Recorded data:
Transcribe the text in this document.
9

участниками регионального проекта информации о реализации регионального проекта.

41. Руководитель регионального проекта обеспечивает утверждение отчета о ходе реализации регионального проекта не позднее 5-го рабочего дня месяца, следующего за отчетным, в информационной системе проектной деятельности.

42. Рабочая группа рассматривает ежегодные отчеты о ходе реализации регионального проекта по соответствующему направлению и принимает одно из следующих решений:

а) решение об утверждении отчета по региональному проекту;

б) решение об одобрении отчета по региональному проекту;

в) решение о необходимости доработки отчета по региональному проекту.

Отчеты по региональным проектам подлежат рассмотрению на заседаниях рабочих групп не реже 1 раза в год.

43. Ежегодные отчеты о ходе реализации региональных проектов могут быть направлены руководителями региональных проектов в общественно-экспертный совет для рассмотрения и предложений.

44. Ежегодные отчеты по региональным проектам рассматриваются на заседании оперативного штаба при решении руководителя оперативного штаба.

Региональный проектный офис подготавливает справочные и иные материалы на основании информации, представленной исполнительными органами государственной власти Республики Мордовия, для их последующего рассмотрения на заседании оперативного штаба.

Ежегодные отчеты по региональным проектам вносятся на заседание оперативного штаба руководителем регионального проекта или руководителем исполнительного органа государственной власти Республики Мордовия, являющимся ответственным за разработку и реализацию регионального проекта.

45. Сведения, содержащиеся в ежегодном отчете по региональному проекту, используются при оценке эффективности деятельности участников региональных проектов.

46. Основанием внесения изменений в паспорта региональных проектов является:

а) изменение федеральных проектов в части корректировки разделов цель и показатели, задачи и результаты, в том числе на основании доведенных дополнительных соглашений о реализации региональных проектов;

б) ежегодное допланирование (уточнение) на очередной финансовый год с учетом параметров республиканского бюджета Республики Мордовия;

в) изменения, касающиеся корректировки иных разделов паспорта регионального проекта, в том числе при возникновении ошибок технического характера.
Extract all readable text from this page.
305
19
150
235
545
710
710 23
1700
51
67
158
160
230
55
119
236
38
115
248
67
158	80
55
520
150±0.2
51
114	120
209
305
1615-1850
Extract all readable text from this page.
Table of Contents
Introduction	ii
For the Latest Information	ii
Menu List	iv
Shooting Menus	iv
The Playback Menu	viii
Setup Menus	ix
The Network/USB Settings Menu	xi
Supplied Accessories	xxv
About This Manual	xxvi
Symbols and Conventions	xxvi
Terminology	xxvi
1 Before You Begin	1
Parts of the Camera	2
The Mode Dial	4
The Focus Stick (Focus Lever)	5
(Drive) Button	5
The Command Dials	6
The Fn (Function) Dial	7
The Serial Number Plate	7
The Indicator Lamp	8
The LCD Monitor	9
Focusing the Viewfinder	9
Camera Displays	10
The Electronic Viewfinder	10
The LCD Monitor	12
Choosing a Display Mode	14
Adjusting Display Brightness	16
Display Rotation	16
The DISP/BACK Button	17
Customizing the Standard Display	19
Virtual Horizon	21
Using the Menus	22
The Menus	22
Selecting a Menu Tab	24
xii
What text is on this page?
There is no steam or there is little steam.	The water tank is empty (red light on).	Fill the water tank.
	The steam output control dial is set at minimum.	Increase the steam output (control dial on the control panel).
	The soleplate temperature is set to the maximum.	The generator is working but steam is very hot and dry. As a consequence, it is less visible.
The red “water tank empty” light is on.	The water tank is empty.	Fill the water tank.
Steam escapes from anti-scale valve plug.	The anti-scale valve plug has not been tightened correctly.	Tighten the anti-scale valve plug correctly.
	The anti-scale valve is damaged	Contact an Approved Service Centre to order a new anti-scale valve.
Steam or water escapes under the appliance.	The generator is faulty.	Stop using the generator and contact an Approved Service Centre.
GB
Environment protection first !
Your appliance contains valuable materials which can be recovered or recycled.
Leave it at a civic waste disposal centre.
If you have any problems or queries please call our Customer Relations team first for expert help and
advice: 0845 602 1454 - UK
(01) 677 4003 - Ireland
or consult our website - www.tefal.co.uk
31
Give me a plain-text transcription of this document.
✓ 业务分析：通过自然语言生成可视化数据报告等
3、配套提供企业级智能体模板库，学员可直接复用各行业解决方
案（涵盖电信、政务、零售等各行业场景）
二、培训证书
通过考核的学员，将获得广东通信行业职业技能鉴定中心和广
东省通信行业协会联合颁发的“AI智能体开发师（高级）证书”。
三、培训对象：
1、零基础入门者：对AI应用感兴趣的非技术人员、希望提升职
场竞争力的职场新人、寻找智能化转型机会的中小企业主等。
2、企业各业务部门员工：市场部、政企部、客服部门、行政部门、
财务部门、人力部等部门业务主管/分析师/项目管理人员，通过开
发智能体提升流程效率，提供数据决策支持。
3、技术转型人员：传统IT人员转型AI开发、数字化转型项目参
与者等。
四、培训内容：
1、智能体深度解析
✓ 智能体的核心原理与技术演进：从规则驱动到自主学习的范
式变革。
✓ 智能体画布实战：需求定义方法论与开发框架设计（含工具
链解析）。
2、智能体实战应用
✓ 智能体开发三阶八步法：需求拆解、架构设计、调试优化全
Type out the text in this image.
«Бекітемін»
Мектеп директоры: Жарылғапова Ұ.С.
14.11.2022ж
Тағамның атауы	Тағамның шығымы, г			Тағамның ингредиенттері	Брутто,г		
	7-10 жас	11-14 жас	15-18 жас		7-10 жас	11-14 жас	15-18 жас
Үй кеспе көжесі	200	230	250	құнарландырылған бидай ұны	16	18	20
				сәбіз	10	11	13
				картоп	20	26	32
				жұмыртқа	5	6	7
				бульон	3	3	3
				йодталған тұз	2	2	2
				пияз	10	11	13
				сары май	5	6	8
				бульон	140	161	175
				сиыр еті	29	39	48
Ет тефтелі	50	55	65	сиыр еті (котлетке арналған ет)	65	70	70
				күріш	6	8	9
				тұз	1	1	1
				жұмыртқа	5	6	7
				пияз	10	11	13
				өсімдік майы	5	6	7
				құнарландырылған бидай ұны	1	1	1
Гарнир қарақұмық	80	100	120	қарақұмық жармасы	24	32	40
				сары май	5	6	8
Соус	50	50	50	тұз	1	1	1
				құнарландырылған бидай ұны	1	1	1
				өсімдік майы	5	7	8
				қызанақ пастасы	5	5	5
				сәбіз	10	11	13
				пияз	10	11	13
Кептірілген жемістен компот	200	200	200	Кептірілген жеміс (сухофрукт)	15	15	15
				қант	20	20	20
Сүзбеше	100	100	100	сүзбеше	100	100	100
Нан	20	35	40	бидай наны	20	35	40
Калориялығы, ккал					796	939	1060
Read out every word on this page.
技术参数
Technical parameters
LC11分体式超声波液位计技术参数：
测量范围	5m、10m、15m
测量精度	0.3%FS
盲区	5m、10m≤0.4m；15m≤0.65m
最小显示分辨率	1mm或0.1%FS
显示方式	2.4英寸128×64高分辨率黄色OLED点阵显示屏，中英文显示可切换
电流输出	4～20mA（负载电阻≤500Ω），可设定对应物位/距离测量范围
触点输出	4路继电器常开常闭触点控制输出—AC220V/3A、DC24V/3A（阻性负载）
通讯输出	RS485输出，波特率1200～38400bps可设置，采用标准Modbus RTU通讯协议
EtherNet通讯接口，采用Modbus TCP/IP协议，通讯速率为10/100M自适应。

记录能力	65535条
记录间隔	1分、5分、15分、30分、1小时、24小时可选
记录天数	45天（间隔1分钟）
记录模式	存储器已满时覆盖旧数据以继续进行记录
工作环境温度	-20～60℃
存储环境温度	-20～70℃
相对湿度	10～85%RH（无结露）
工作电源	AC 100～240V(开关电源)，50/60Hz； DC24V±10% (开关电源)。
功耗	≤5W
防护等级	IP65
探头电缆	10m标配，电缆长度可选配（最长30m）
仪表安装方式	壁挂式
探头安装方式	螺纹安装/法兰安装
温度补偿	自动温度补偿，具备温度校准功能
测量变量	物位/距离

Given problem: Using the listing above, pull out all lines that hold the word "Мордовия".

Task output:
Региональный проектный офис подготавливает справочные и иные материалы на основании информации, представленной исполнительными органами государственной власти Республики Мордовия, для их последующего рассмотрения на заседании оперативного штаба.
Ежегодные отчеты по региональным проектам вносятся на заседание оперативного штаба руководителем регионального проекта или руководителем исполнительного органа государственной власти Республики Мордовия, являющимся ответственным за разработку и реализацию регионального проекта.
б) ежегодное допланирование (уточнение) на очередной финансовый год с учетом параметров республиканского бюджета Республики Мордовия;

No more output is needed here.